> **WHAT TO DO**: Search the material below for the word "Loss". Copy every line that has it.

> **LISTED RECORDS**:

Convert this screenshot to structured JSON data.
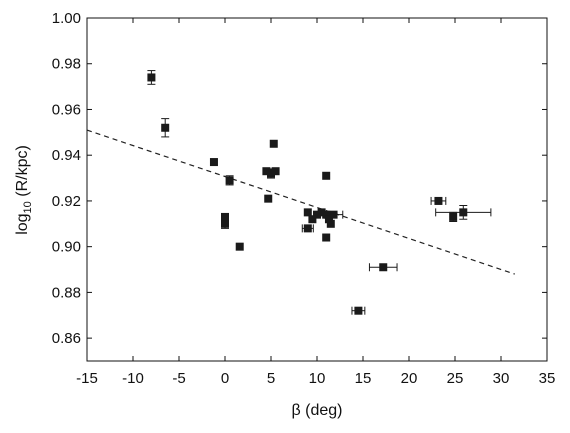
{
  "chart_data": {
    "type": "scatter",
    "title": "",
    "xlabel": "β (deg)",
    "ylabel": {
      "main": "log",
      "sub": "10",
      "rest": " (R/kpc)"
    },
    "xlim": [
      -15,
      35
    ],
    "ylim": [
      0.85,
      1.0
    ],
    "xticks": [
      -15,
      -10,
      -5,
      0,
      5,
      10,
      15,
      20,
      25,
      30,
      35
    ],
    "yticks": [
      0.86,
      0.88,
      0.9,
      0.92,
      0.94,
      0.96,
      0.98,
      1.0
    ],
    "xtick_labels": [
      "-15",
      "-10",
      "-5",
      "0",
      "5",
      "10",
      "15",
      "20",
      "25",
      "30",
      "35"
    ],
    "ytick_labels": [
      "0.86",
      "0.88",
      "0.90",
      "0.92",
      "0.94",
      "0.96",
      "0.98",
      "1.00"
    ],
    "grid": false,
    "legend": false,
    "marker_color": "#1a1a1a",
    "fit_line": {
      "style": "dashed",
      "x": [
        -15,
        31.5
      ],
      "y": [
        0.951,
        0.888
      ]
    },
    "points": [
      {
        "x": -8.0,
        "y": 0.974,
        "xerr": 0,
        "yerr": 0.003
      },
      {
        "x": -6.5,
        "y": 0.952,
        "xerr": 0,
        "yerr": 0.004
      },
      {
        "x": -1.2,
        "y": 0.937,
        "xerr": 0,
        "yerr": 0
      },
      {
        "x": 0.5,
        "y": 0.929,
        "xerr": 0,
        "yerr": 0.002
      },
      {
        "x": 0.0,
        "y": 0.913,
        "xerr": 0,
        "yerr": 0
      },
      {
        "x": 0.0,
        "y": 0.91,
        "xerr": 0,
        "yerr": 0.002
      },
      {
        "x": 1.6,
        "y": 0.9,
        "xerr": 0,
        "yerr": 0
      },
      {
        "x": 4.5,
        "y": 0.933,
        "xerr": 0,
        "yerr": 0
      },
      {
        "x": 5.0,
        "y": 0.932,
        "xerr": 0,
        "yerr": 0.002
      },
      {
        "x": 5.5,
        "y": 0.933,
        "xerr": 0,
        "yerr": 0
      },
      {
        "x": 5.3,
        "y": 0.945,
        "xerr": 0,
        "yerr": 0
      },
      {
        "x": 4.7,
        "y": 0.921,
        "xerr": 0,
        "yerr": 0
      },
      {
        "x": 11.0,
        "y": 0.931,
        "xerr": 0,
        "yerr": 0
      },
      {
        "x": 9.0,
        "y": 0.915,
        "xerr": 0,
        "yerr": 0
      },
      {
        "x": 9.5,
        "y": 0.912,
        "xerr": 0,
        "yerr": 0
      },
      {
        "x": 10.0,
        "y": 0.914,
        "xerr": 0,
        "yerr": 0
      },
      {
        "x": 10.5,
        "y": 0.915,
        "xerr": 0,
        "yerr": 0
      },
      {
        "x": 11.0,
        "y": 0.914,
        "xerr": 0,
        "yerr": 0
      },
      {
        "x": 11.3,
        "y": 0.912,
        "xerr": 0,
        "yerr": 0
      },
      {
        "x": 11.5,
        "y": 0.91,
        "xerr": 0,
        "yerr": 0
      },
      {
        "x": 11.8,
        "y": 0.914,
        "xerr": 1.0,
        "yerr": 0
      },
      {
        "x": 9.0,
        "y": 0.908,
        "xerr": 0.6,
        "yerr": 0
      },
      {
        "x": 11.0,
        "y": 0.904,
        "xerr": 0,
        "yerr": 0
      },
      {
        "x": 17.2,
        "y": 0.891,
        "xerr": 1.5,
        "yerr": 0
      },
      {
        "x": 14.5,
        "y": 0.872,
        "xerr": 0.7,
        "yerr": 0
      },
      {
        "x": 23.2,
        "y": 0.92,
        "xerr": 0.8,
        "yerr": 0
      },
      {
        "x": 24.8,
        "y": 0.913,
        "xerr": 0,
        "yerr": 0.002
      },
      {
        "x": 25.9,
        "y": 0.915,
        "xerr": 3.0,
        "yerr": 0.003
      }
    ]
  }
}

==

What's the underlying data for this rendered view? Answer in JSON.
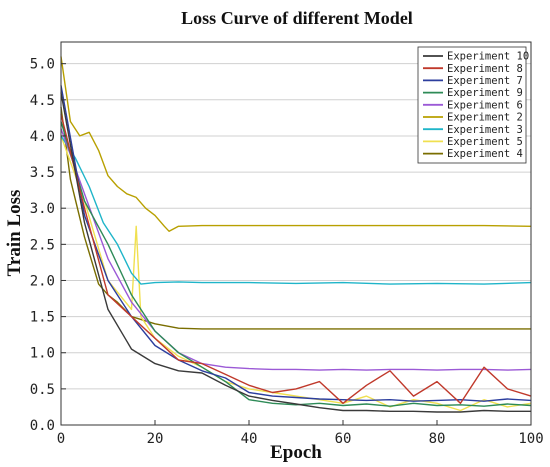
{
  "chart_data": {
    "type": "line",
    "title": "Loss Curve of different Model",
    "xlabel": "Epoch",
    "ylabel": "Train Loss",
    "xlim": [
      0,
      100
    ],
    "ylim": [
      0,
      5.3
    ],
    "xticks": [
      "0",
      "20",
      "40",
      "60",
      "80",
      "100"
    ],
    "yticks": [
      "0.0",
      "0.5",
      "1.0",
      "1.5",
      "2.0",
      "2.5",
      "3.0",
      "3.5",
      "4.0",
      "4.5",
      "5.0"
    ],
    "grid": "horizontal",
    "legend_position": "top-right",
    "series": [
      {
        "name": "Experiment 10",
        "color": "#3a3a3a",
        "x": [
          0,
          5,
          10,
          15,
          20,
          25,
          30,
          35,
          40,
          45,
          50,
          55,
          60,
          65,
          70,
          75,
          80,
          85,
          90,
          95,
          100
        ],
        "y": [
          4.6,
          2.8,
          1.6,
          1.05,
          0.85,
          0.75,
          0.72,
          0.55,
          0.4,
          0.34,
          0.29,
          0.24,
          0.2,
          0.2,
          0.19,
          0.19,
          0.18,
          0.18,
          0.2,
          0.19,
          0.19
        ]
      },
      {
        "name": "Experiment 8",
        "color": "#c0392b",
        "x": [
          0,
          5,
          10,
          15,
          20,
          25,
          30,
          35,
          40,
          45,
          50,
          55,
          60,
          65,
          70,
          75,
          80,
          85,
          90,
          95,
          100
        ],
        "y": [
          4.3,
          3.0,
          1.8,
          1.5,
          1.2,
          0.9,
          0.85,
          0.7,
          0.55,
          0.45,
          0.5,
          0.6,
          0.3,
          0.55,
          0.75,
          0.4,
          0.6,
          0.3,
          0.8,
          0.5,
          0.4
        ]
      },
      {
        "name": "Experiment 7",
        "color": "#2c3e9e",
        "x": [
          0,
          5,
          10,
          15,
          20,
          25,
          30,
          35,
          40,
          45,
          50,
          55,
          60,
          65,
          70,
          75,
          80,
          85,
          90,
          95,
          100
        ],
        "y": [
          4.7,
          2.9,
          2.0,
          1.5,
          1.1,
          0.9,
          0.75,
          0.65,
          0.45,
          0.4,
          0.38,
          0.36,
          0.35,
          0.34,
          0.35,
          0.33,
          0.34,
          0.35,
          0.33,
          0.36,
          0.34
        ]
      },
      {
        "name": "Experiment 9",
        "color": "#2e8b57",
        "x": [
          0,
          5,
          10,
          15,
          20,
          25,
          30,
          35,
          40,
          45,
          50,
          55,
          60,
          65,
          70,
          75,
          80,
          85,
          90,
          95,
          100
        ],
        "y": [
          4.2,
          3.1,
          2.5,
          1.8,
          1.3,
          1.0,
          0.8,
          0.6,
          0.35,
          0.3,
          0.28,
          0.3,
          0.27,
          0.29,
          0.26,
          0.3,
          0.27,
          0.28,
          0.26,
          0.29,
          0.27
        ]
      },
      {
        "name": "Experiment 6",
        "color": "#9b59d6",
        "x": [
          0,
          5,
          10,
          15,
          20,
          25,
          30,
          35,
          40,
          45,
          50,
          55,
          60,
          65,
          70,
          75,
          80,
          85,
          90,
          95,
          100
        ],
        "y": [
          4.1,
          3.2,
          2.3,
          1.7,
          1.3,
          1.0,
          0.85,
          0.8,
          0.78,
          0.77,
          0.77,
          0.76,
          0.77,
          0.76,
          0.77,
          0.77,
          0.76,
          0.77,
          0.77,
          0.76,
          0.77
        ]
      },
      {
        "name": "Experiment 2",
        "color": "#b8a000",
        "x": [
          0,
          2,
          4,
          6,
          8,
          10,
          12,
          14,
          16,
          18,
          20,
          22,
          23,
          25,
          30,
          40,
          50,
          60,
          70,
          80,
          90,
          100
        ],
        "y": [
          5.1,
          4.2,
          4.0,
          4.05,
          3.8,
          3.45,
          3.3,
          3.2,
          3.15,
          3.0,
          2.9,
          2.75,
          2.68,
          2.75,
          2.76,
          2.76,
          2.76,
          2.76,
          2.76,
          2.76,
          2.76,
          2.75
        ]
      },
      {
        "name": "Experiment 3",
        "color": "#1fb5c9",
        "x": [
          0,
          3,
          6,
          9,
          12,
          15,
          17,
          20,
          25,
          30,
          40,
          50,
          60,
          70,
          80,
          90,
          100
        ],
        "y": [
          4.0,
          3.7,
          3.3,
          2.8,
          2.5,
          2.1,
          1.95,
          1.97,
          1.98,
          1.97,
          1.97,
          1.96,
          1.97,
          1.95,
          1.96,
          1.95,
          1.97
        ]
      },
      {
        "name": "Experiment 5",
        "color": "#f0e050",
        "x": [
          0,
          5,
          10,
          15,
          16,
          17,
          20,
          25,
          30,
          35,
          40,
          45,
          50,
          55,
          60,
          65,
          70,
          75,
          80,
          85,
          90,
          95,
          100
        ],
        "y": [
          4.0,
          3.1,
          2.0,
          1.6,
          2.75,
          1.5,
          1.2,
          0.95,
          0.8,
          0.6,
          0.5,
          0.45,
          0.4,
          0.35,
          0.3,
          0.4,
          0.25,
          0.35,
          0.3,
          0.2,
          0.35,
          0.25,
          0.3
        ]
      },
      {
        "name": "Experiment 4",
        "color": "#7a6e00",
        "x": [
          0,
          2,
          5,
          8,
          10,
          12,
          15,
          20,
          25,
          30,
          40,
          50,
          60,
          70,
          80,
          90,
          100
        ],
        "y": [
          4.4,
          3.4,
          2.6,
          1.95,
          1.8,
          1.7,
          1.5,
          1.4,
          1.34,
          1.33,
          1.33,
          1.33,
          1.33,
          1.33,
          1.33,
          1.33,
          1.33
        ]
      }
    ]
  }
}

> **FINAL RESULT**:
    "title": "Loss Curve of different Model",
    "ylabel": "Train Loss",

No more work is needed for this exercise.